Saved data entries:
%%

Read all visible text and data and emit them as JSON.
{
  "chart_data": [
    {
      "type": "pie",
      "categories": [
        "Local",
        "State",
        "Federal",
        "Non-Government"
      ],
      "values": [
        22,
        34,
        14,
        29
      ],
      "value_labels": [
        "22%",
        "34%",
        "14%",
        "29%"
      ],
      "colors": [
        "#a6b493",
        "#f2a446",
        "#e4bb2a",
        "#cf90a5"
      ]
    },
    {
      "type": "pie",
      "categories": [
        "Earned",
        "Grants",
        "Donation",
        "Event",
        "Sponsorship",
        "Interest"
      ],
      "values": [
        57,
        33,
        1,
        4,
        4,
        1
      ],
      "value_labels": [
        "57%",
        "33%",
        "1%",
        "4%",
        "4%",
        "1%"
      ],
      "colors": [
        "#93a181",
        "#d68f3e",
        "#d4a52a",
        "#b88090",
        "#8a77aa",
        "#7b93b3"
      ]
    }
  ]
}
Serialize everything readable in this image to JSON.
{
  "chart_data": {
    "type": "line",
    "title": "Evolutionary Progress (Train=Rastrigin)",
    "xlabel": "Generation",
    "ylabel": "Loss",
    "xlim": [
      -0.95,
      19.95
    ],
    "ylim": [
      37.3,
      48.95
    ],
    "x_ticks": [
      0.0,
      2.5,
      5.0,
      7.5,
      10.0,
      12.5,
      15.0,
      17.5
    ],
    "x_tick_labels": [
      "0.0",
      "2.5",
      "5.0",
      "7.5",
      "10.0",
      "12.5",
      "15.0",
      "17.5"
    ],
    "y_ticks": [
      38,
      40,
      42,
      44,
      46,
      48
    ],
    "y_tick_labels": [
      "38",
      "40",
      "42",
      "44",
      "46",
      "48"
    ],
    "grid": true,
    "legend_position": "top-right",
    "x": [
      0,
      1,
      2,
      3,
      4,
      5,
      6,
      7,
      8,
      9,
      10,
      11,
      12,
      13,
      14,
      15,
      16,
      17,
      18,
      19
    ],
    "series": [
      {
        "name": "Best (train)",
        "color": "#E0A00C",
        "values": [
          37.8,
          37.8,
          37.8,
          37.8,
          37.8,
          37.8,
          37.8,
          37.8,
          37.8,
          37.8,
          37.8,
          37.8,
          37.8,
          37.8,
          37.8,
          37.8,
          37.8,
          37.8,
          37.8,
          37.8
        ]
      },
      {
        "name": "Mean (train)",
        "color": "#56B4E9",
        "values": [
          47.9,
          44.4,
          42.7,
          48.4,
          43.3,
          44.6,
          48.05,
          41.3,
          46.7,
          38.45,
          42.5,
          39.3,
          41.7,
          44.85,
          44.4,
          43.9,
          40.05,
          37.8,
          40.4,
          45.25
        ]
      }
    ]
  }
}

%%

Problem: Every line of the material must be returned exactly as it appears.

Reply to the exercise:
Read all visible text and data and emit them as JSON.
{
  "chart_data": [
    {
      "type": "pie",
      "categories": [
        "Local",
        "State",
        "Federal",
        "Non-Government"
      ],
      "values": [
        22,
        34,
        14,
        29
      ],
      "value_labels": [
        "22%",
        "34%",
        "14%",
        "29%"
      ],
      "colors": [
        "#a6b493",
        "#f2a446",
        "#e4bb2a",
        "#cf90a5"
      ]
    },
    {
      "type": "pie",
      "categories": [
        "Earned",
        "Grants",
        "Donation",
        "Event",
        "Sponsorship",
        "Interest"
      ],
      "values": [
        57,
        33,
        1,
        4,
        4,
        1
      ],
      "value_labels": [
        "57%",
        "33%",
        "1%",
        "4%",
        "4%",
        "1%"
      ],
      "colors": [
        "#93a181",
        "#d68f3e",
        "#d4a52a",
        "#b88090",
        "#8a77aa",
        "#7b93b3"
      ]
    }
  ]
}
Serialize everything readable in this image to JSON.
{
  "chart_data": {
    "type": "line",
    "title": "Evolutionary Progress (Train=Rastrigin)",
    "xlabel": "Generation",
    "ylabel": "Loss",
    "xlim": [
      -0.95,
      19.95
    ],
    "ylim": [
      37.3,
      48.95
    ],
    "x_ticks": [
      0.0,
      2.5,
      5.0,
      7.5,
      10.0,
      12.5,
      15.0,
      17.5
    ],
    "x_tick_labels": [
      "0.0",
      "2.5",
      "5.0",
      "7.5",
      "10.0",
      "12.5",
      "15.0",
      "17.5"
    ],
    "y_ticks": [
      38,
      40,
      42,
      44,
      46,
      48
    ],
    "y_tick_labels": [
      "38",
      "40",
      "42",
      "44",
      "46",
      "48"
    ],
    "grid": true,
    "legend_position": "top-right",
    "x": [
      0,
      1,
      2,
      3,
      4,
      5,
      6,
      7,
      8,
      9,
      10,
      11,
      12,
      13,
      14,
      15,
      16,
      17,
      18,
      19
    ],
    "series": [
      {
        "name": "Best (train)",
        "color": "#E0A00C",
        "values": [
          37.8,
          37.8,
          37.8,
          37.8,
          37.8,
          37.8,
          37.8,
          37.8,
          37.8,
          37.8,
          37.8,
          37.8,
          37.8,
          37.8,
          37.8,
          37.8,
          37.8,
          37.8,
          37.8,
          37.8
        ]
      },
      {
        "name": "Mean (train)",
        "color": "#56B4E9",
        "values": [
          47.9,
          44.4,
          42.7,
          48.4,
          43.3,
          44.6,
          48.05,
          41.3,
          46.7,
          38.45,
          42.5,
          39.3,
          41.7,
          44.85,
          44.4,
          43.9,
          40.05,
          37.8,
          40.4,
          45.25
        ]
      }
    ]
  }
}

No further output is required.